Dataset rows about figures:

^^^^

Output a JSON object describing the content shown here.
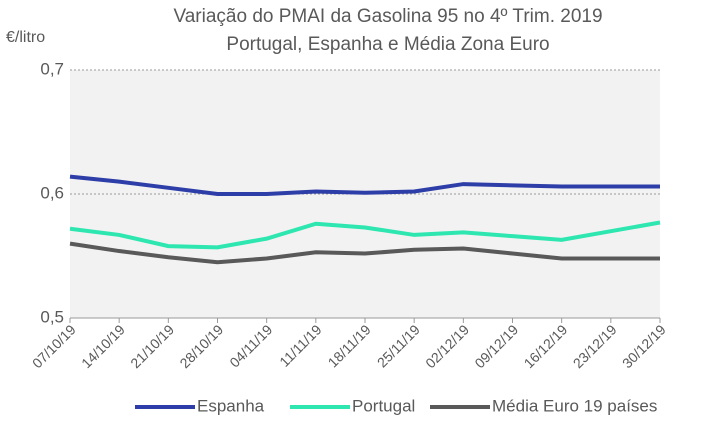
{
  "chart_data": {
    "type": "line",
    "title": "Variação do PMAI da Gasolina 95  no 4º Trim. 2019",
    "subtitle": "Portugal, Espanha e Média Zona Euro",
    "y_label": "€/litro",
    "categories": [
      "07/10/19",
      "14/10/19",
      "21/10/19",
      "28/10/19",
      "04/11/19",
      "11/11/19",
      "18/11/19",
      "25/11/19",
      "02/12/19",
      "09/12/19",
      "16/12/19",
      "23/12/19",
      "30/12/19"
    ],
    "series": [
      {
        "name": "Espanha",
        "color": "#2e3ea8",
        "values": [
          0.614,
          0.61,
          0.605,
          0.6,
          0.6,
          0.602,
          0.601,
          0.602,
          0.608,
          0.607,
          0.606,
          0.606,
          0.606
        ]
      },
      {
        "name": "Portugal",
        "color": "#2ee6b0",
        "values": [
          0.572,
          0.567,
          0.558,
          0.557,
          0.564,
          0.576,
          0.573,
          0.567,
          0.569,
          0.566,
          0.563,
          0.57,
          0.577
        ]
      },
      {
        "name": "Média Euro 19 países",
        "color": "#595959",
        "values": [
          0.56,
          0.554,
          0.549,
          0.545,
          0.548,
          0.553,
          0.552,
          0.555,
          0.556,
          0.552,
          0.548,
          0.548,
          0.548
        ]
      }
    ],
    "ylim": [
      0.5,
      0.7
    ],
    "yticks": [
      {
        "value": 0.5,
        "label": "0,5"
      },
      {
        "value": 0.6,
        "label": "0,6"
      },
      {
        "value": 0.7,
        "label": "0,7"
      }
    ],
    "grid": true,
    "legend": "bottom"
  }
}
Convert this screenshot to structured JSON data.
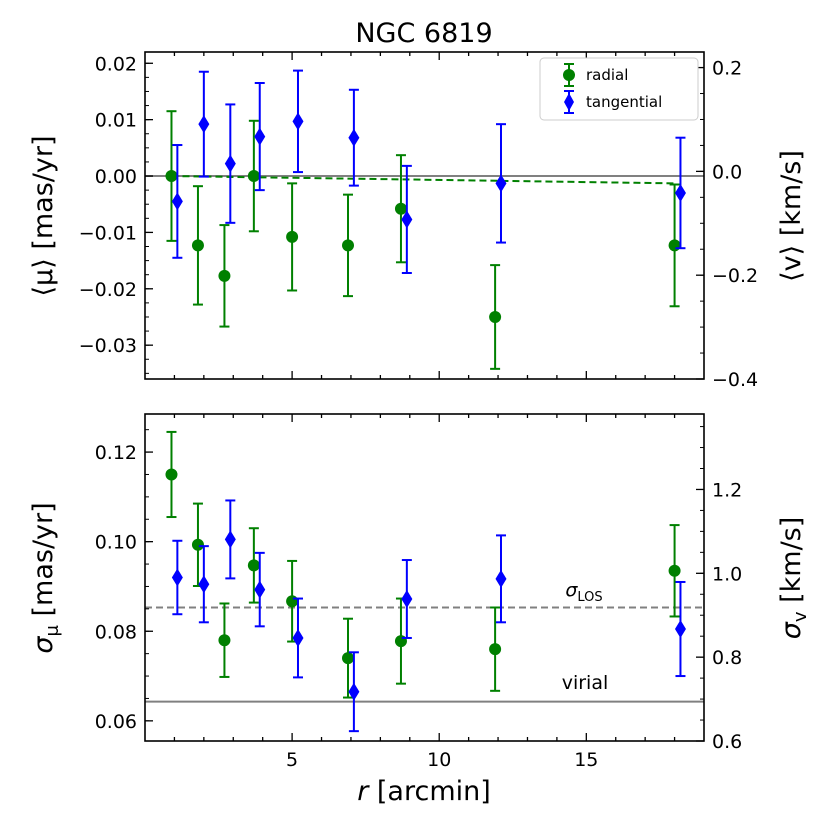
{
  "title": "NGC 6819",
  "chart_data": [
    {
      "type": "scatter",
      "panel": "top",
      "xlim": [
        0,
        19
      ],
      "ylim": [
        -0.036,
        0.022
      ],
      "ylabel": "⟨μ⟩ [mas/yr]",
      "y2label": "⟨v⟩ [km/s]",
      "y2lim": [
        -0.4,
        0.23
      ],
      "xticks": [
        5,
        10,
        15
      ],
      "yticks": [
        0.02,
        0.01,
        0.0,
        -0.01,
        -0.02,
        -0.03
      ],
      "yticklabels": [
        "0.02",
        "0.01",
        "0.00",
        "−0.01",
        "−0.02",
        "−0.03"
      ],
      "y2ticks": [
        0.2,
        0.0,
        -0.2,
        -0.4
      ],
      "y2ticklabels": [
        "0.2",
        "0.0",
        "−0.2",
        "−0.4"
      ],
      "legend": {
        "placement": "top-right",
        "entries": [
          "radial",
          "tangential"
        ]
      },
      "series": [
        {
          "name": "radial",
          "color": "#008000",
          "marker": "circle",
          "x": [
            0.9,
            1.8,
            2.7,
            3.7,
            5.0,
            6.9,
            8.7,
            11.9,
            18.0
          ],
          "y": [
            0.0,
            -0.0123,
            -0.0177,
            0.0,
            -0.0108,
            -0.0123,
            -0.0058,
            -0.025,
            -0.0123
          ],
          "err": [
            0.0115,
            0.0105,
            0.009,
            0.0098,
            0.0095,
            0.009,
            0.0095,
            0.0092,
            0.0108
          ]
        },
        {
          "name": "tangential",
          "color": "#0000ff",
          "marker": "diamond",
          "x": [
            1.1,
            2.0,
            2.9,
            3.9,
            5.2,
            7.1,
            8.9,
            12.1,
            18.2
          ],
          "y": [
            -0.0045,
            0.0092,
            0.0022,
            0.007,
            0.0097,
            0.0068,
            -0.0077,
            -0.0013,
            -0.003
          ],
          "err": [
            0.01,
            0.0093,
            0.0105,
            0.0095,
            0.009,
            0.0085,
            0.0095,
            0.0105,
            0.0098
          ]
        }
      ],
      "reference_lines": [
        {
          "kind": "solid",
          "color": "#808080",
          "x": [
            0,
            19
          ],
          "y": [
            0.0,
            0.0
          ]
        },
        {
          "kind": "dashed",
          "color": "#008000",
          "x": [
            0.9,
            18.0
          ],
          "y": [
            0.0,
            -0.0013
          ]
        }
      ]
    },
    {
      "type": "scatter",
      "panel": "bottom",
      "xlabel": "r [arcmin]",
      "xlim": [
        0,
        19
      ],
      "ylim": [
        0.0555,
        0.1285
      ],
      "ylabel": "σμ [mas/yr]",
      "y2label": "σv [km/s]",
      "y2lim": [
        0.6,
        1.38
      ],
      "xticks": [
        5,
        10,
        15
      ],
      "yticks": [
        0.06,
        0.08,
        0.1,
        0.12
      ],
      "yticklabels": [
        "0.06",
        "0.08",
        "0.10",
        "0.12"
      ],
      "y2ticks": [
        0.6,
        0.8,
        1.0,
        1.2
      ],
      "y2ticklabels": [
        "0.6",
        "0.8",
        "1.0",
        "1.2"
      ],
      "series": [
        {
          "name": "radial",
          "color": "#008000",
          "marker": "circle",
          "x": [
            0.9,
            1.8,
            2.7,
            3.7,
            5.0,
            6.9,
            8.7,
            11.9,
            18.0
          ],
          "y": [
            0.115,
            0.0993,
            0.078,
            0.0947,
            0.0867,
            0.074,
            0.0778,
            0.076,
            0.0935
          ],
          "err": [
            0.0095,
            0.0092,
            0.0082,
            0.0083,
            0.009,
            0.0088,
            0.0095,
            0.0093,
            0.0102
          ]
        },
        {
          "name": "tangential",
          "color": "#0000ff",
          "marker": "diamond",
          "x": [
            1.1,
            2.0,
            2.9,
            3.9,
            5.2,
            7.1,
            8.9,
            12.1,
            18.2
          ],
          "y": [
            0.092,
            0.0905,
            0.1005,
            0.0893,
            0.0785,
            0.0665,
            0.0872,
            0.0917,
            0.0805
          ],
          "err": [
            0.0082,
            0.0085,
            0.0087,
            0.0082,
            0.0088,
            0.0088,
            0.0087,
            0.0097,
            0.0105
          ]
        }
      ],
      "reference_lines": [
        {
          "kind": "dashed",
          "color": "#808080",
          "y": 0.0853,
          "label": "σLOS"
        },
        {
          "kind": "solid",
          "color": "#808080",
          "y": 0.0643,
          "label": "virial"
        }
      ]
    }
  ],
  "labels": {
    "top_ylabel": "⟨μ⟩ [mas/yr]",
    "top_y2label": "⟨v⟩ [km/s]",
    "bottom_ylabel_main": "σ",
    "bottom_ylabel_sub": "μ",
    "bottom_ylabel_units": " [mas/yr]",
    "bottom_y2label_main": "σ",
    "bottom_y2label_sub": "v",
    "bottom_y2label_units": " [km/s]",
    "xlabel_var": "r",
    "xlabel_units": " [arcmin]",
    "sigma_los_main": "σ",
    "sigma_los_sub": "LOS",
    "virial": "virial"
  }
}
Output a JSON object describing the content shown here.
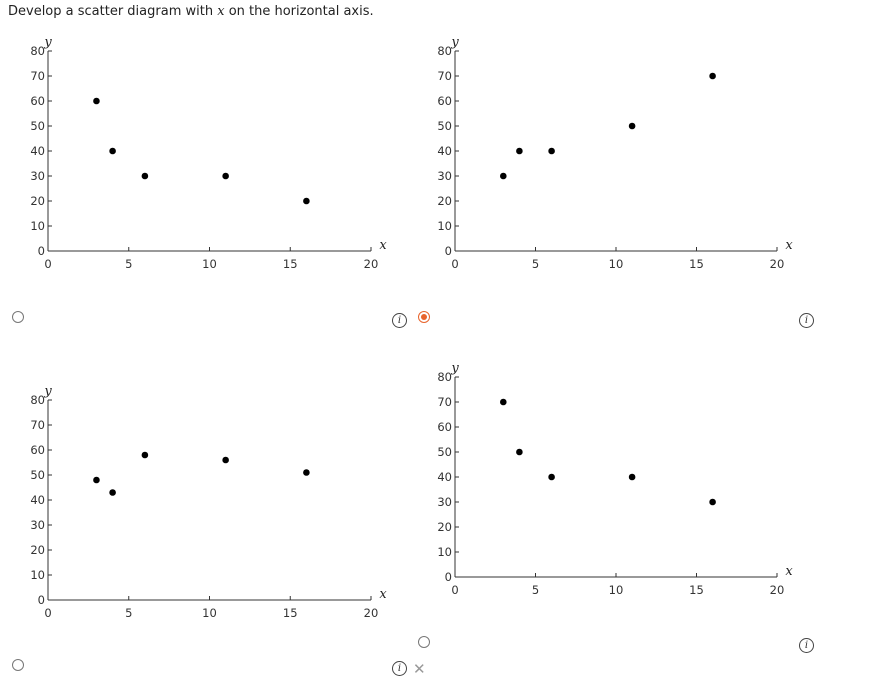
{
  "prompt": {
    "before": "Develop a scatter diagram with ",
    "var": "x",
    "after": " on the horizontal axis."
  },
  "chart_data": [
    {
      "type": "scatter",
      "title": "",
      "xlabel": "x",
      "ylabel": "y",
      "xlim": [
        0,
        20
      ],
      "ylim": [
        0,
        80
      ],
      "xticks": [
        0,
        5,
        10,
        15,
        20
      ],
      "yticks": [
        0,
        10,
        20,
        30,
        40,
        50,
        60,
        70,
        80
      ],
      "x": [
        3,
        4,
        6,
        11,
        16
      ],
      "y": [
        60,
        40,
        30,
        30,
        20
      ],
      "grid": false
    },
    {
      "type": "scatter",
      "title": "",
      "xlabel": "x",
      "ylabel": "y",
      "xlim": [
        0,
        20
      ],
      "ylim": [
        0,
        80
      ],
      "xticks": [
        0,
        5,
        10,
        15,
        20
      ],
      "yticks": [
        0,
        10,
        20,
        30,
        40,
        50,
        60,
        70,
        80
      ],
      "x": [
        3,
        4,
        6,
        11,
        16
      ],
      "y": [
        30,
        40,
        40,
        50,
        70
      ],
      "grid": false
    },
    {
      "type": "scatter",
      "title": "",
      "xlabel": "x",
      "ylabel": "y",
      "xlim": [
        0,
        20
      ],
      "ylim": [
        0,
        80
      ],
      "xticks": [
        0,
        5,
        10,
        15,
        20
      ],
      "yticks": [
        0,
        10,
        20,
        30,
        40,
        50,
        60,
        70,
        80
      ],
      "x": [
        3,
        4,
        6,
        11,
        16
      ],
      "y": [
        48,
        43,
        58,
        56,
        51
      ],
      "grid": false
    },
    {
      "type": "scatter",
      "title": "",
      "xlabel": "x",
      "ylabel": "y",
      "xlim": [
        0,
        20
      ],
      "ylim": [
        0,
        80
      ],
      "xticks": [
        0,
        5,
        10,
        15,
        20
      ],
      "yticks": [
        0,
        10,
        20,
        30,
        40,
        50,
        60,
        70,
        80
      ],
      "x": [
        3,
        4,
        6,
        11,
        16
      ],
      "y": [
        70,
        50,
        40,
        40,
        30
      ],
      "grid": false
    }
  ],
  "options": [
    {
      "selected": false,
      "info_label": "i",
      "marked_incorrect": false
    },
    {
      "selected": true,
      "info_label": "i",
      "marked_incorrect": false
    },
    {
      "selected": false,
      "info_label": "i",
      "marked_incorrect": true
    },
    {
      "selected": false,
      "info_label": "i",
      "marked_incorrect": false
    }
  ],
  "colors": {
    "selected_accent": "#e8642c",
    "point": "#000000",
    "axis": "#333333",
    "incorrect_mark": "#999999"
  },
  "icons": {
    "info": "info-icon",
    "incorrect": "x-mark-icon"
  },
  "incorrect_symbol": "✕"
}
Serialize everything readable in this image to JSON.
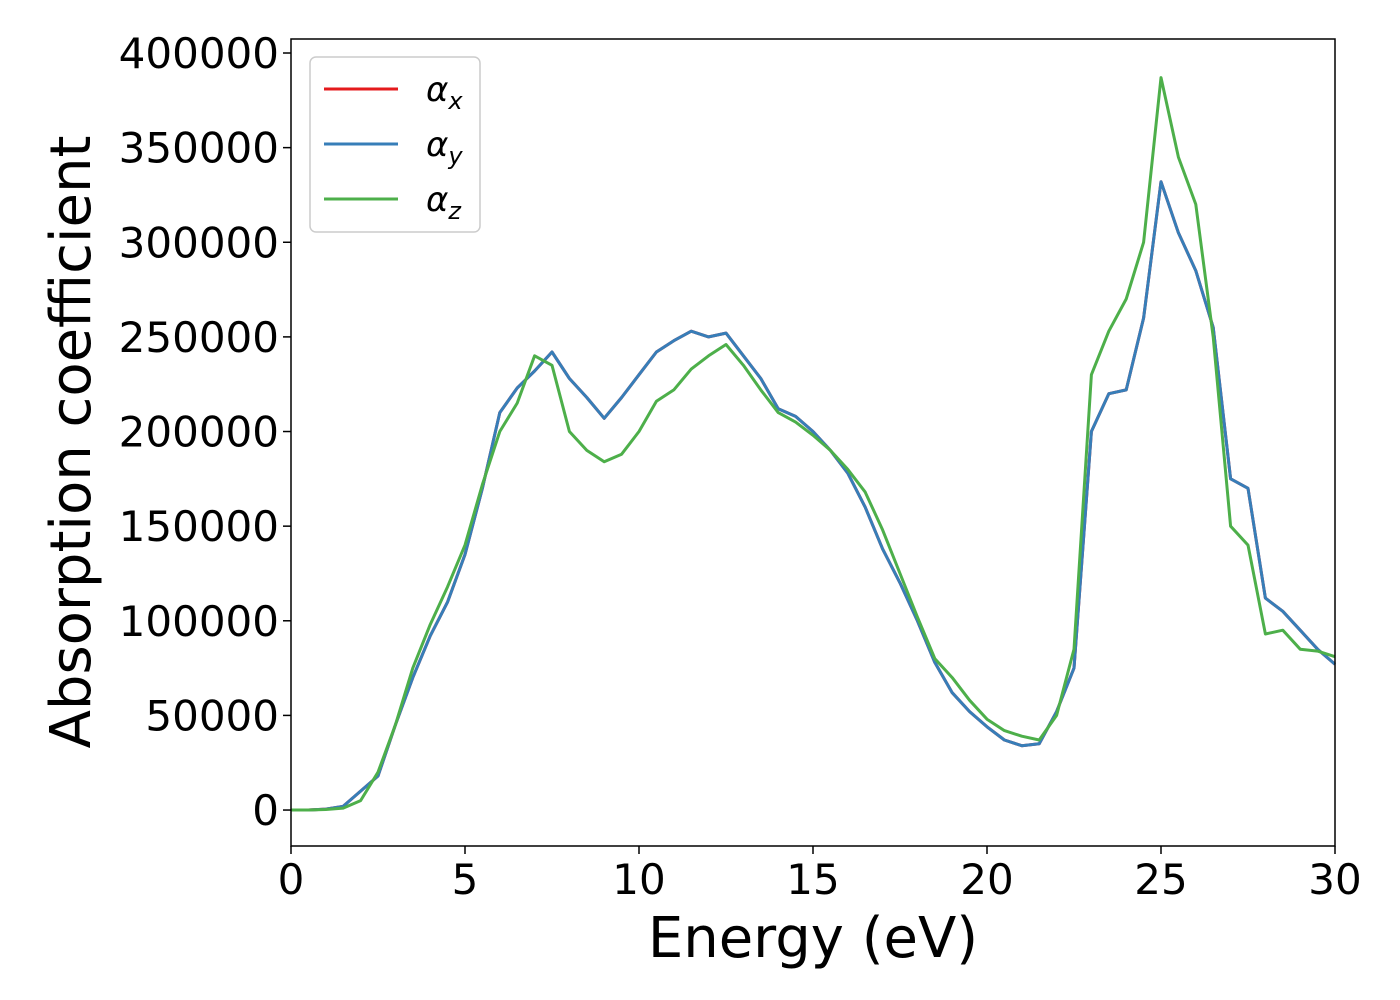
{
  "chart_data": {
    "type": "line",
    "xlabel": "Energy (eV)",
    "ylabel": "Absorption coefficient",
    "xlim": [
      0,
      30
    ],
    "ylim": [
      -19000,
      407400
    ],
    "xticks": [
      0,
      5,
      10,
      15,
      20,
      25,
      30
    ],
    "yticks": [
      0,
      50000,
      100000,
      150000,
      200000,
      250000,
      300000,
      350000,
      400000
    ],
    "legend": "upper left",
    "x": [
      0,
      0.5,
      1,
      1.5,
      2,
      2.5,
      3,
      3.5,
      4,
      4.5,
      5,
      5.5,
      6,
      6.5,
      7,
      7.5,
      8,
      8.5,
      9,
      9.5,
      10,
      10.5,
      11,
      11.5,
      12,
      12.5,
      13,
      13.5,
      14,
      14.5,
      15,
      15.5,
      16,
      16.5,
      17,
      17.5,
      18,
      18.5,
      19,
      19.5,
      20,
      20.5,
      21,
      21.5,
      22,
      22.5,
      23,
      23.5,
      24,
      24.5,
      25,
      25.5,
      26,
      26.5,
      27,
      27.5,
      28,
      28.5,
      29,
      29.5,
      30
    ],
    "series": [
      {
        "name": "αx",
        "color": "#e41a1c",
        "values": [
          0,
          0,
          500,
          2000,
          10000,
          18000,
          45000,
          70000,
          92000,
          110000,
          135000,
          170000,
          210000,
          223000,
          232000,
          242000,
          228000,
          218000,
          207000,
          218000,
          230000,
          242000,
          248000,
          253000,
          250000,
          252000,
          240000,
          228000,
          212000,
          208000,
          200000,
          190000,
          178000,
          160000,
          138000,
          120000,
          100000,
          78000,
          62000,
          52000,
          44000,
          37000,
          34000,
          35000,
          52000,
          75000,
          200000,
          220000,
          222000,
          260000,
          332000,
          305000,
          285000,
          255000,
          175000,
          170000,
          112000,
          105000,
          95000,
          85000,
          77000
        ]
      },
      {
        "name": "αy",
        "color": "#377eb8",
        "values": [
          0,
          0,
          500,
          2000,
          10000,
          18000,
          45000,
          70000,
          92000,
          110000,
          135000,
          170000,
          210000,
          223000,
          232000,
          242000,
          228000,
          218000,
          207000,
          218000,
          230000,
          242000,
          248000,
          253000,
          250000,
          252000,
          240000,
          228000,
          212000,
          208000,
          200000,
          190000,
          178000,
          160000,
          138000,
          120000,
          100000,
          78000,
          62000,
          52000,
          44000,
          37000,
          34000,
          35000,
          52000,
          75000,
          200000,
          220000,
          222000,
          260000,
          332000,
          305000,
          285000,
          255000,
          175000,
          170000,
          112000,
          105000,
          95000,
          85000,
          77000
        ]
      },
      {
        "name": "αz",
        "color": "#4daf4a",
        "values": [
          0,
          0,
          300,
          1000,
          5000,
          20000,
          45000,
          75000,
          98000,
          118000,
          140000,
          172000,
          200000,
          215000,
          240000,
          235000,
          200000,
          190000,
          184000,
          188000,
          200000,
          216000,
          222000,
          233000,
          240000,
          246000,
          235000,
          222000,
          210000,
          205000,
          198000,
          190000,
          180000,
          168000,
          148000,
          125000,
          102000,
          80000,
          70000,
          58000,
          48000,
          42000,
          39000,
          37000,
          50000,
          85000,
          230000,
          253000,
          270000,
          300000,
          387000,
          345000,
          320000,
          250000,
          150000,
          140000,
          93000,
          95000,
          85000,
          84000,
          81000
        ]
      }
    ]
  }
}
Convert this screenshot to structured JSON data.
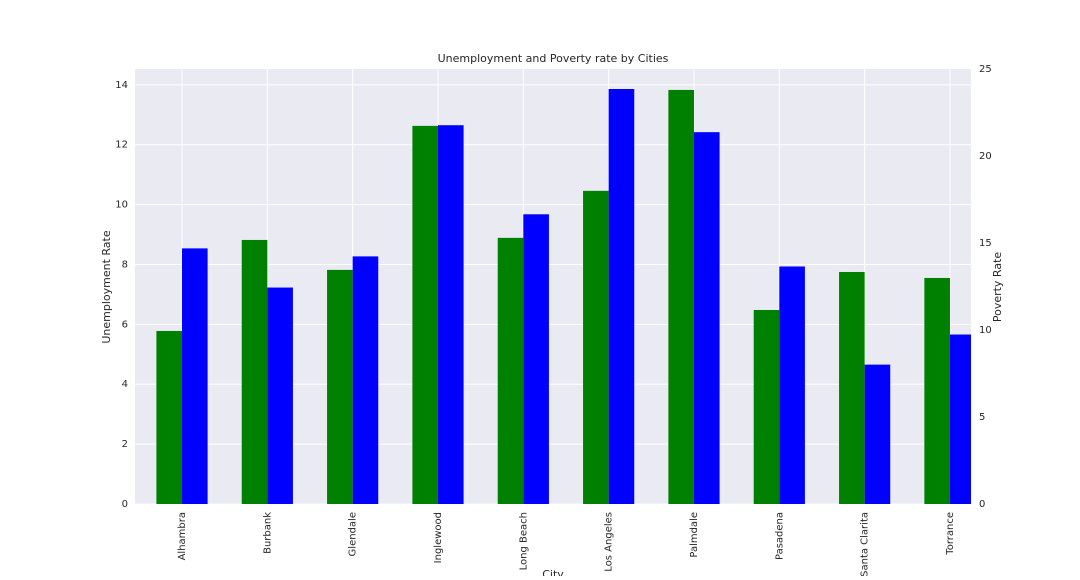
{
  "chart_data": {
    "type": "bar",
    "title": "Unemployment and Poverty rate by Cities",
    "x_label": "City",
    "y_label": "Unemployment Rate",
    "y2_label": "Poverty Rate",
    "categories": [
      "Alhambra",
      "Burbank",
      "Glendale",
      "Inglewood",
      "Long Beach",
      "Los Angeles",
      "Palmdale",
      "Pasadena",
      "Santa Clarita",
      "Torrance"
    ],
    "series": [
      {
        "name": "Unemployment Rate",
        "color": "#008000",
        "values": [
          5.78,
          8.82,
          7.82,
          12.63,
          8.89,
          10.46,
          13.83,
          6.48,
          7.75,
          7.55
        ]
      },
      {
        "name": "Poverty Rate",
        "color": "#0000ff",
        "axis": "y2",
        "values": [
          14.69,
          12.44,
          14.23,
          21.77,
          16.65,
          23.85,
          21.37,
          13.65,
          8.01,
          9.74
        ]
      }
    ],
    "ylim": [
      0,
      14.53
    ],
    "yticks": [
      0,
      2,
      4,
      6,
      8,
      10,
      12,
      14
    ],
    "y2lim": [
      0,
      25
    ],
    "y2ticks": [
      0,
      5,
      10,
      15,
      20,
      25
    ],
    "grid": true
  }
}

^^^^

◆ THE EXERCISE:
Whenever "name" turns up in a line, pick that line out.

◆ RESPONSE TO THIS EXERCISE:
        "name": "Espanha",
        "name": "Portugal",
        "name": "Média Euro 19 países",
          "name": "radial",
          "name": "tangential",
          "name": "radial",
          "name": "tangential",
        "name": "αx",
        "name": "αy",
        "name": "αz",
        "name": "Unemployment Rate",
        "name": "Poverty Rate",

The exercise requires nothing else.